**PROBLEM DESCRIPTION**
Each line containing the word "steering" should be found and copied.

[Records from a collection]
------------------------------------

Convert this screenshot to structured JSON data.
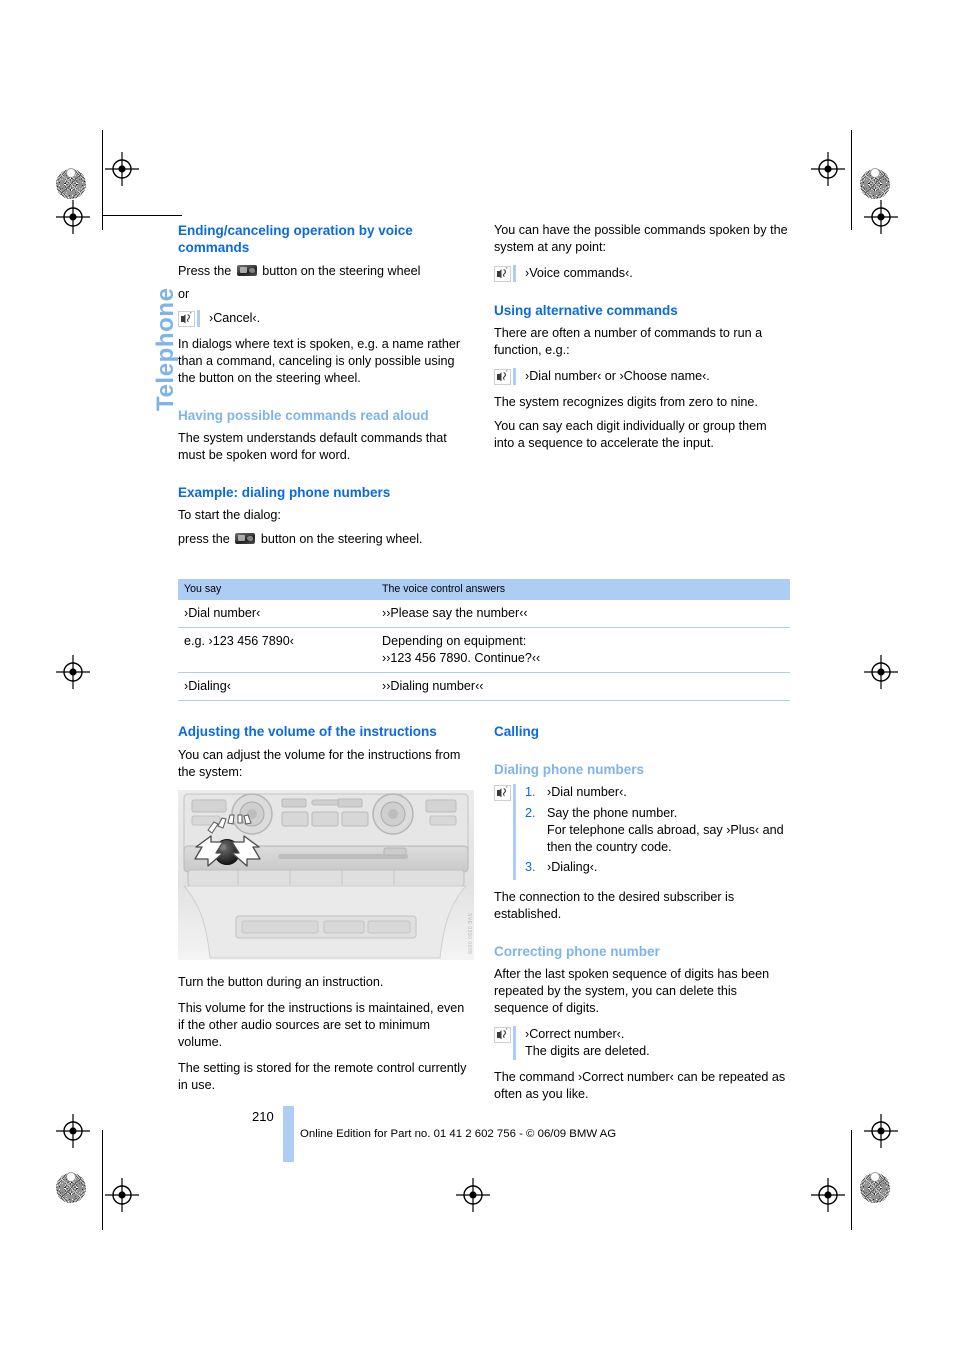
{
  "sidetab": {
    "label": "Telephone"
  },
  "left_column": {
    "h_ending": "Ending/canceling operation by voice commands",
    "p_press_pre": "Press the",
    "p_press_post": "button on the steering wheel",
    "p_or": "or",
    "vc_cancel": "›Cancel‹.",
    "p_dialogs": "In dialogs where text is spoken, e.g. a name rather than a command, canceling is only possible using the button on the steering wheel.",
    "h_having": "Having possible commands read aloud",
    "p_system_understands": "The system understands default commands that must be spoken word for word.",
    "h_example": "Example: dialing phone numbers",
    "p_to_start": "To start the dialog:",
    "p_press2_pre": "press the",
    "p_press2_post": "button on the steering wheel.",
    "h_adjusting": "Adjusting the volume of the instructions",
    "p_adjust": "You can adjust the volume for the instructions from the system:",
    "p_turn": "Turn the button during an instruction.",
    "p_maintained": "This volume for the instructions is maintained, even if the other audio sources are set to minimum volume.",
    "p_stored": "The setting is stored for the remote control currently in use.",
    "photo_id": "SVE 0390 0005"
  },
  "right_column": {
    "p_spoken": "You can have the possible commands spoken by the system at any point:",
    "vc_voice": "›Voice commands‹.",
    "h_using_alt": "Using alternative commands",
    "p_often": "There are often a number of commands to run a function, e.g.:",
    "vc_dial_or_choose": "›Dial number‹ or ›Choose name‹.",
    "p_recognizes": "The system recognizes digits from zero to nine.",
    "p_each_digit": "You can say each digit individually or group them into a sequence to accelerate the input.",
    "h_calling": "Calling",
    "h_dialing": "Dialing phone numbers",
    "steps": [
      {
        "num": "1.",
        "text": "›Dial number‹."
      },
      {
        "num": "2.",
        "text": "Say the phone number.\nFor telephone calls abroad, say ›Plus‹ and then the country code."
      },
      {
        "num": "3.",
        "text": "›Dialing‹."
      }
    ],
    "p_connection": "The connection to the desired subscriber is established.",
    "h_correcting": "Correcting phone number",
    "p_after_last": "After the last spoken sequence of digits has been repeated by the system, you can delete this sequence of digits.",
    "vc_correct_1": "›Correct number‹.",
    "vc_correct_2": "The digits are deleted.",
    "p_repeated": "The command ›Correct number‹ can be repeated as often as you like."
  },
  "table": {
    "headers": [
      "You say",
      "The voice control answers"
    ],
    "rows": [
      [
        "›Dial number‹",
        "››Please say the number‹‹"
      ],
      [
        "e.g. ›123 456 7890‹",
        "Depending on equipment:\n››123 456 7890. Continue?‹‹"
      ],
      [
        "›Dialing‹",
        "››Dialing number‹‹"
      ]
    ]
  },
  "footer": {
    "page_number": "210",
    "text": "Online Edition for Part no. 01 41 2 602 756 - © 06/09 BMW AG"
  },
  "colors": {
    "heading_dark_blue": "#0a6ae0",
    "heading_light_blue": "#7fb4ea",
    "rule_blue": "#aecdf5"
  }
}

------------------------------------

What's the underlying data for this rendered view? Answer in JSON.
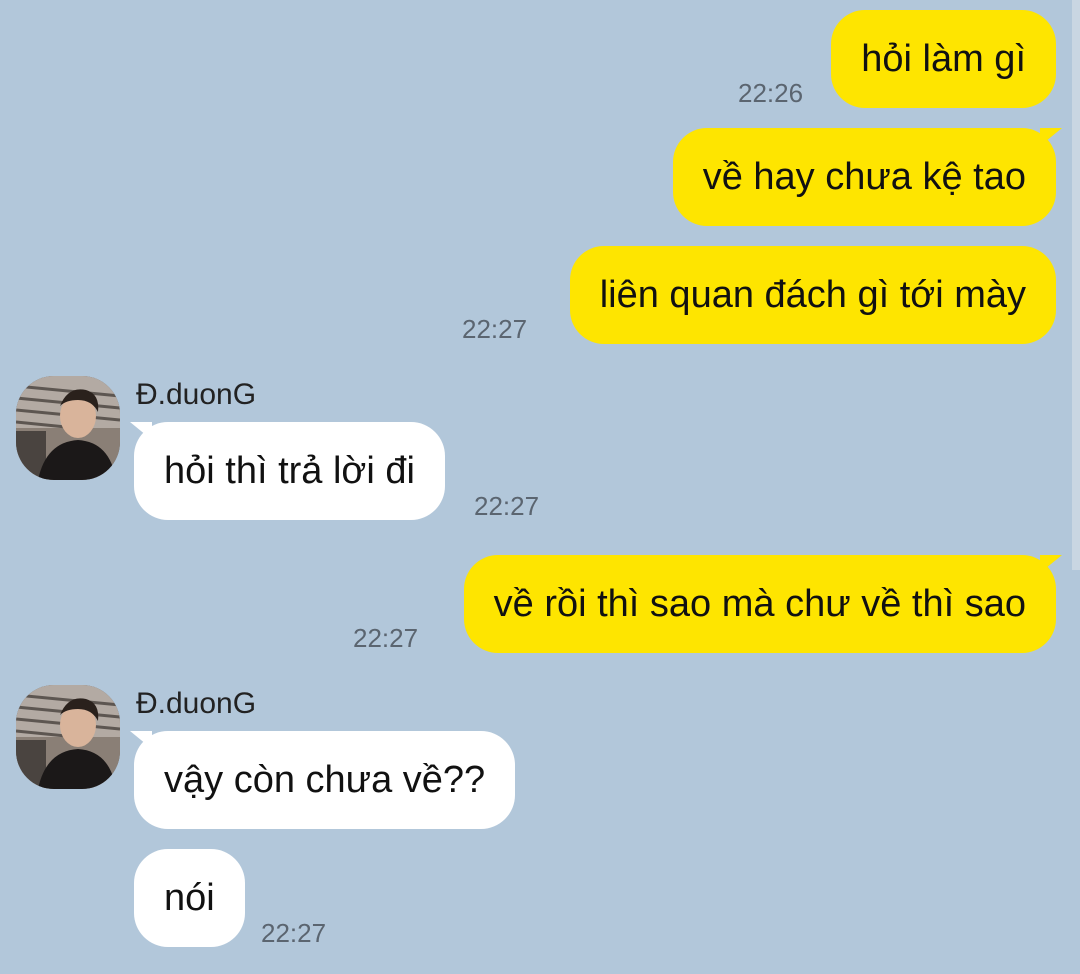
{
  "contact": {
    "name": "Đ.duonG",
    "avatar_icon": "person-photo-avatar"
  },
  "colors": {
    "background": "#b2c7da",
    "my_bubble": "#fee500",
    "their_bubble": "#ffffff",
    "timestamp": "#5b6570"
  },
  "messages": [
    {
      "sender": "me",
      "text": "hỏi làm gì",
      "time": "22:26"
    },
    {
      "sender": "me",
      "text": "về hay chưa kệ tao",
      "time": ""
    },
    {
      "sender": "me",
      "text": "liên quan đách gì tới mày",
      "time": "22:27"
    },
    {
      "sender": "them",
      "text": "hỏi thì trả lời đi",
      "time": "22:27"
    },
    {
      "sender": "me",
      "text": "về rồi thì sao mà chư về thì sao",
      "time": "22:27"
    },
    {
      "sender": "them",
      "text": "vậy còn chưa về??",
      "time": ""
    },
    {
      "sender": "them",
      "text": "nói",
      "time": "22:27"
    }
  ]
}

------------------------------------

**ANSWER IN FULL**
    "p_press_post": "button on the steering wheel",
    "p_dialogs": "In dialogs where text is spoken, e.g. a name rather than a command, canceling is only possible using the button on the steering wheel.",
    "p_press2_post": "button on the steering wheel.",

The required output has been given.